▼
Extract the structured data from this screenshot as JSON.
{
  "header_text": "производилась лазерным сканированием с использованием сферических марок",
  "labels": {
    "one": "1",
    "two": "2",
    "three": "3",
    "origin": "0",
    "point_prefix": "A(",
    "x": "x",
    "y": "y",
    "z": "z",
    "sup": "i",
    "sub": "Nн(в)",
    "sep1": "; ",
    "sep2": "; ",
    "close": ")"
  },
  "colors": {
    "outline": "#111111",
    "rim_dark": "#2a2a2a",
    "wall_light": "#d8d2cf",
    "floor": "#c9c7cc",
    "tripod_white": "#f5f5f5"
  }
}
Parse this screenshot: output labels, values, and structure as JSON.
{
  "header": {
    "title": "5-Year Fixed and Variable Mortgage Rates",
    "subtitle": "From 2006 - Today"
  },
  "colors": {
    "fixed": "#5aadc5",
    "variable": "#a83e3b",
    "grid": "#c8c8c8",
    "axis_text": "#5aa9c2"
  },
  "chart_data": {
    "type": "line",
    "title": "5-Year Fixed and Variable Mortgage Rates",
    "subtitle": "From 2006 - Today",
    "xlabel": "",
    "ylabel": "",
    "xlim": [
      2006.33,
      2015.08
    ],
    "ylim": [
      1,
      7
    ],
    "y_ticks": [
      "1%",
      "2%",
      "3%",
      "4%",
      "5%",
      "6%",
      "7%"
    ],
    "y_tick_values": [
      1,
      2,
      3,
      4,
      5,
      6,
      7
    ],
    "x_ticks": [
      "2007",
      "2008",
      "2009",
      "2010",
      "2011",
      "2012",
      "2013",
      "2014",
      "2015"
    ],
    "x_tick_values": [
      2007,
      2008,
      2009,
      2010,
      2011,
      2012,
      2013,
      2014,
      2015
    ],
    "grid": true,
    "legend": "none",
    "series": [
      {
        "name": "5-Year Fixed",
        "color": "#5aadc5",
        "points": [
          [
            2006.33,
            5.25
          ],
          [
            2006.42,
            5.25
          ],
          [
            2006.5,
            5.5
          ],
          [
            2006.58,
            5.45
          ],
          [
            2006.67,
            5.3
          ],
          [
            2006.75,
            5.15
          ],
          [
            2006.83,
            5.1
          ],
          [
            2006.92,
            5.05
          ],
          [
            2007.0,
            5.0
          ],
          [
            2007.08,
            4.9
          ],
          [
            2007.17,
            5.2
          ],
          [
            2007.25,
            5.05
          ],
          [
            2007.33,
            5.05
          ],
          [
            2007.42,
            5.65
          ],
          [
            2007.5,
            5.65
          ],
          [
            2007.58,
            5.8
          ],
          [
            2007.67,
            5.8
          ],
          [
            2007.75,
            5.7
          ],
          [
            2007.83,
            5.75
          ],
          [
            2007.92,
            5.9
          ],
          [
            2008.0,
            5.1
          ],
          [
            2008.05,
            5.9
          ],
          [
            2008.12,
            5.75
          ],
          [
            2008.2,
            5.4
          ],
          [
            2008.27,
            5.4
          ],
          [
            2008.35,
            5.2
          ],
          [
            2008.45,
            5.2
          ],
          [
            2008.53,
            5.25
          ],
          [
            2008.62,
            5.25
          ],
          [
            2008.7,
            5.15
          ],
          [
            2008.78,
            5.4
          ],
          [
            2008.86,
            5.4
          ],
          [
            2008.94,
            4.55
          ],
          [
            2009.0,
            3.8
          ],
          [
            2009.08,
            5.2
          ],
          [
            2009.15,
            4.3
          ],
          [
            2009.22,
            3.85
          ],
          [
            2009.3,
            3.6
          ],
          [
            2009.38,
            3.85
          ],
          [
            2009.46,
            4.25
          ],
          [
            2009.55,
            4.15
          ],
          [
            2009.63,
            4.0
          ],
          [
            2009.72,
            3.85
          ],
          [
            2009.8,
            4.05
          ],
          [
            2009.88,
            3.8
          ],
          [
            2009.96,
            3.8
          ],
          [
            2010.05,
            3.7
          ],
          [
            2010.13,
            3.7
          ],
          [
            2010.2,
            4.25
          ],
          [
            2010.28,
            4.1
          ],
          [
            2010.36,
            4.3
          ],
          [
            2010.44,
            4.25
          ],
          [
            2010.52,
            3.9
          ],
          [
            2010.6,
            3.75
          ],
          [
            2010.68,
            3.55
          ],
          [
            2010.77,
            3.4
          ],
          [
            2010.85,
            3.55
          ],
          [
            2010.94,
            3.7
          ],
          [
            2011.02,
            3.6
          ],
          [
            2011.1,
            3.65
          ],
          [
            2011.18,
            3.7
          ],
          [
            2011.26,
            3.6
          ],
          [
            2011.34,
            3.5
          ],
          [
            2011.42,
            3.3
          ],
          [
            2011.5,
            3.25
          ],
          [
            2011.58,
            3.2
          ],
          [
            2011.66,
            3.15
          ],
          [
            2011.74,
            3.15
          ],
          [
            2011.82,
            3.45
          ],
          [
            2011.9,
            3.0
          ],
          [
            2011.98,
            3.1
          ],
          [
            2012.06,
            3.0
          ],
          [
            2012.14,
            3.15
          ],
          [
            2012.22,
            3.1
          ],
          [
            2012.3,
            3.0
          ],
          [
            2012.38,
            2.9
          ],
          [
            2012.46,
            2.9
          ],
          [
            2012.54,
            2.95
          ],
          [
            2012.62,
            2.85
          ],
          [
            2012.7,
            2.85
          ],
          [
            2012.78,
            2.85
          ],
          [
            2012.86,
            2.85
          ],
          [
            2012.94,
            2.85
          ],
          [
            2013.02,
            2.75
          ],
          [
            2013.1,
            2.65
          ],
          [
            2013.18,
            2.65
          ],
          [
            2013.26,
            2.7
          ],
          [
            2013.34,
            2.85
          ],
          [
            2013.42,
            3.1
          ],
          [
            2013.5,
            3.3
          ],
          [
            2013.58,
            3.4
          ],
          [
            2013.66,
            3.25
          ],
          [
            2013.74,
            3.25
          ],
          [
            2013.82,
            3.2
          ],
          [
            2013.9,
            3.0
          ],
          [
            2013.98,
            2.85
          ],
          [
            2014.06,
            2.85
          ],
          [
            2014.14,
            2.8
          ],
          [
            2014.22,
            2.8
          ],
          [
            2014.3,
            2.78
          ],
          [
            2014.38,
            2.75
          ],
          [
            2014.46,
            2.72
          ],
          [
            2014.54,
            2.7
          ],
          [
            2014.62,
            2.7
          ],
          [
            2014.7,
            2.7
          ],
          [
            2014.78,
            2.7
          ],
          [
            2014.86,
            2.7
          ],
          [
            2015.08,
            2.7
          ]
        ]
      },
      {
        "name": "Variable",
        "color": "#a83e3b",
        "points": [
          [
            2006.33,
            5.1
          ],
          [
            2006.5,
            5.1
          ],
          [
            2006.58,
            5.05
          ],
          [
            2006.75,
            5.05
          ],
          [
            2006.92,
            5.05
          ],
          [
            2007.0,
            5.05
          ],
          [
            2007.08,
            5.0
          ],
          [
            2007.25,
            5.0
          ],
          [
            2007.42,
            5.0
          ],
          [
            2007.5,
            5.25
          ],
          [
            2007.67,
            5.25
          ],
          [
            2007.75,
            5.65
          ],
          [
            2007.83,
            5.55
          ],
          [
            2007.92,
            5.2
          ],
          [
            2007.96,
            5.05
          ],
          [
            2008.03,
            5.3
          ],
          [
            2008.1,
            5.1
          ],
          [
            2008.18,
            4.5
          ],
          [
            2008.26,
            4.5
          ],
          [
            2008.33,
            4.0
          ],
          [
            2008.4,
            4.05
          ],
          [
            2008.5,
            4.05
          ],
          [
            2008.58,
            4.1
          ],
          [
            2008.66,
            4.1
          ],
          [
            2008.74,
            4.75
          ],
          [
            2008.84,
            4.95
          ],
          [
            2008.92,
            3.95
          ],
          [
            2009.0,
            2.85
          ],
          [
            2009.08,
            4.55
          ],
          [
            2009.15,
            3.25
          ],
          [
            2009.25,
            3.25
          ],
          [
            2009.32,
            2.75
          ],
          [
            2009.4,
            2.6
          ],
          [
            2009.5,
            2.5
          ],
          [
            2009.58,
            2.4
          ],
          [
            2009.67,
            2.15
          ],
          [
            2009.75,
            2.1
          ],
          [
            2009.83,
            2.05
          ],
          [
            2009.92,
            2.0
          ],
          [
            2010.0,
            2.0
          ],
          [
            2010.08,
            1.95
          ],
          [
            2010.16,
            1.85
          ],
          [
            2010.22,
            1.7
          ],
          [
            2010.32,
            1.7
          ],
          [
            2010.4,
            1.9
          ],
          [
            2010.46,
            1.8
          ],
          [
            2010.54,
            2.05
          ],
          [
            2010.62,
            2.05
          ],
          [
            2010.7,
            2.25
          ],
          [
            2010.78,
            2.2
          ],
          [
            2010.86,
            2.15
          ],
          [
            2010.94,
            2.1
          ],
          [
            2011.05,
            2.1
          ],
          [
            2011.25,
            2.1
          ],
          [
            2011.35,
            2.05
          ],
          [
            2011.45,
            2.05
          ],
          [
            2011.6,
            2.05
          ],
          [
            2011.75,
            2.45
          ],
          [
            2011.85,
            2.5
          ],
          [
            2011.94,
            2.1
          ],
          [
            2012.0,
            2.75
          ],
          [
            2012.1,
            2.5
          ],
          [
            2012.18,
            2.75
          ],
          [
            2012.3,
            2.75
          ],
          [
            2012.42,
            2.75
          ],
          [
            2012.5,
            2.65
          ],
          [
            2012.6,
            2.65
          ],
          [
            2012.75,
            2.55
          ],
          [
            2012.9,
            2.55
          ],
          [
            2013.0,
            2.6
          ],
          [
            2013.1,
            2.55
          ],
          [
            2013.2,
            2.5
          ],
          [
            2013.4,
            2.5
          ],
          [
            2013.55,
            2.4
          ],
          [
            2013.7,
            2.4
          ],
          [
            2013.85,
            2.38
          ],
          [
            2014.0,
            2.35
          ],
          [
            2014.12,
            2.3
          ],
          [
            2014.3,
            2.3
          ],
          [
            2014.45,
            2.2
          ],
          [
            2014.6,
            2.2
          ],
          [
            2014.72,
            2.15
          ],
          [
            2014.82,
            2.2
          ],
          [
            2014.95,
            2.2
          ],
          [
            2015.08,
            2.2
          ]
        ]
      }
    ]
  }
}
▲
In the records shown above, how many lines include the word "Today"? Answer with the number only.

> **RESULT OF THIS TASK**:
2